Entries from a dataset:

- - - - -

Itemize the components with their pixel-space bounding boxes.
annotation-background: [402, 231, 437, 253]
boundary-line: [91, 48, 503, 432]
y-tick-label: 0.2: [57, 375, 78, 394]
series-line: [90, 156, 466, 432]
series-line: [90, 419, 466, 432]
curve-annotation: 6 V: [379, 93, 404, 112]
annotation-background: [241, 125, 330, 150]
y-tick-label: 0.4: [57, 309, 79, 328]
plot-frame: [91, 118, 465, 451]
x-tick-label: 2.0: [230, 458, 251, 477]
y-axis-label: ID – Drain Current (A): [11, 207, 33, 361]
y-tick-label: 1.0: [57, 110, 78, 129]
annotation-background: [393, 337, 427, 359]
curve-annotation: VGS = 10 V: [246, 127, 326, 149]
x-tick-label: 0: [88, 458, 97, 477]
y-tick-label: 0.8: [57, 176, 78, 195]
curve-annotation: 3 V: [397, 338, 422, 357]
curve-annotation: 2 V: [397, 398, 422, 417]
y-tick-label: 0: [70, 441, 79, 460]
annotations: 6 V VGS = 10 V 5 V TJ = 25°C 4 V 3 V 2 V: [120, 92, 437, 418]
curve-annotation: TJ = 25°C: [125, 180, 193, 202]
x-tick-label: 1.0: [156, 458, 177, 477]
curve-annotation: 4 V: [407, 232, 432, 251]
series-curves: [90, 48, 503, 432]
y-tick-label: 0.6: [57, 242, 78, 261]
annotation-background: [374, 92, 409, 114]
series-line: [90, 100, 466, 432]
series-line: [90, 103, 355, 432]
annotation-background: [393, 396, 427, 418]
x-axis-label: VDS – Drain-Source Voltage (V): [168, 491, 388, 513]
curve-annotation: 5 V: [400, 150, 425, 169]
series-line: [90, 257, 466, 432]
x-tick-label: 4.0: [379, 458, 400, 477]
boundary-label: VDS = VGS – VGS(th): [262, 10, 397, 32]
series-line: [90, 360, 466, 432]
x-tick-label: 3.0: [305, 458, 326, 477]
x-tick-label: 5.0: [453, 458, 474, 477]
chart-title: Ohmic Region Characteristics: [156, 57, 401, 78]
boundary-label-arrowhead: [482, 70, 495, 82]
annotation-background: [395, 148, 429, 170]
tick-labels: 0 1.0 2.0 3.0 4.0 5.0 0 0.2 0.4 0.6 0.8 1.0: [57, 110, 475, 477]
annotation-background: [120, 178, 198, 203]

- - - - -

* STATED PROBLEM
Pull out every line of the records that contains the string "axis", matching case exactly.

* REPLY TO THE EXERCISE
y-axis-label: ID – Drain Current (A): [11, 207, 33, 361]
x-axis-label: VDS – Drain-Source Voltage (V): [168, 491, 388, 513]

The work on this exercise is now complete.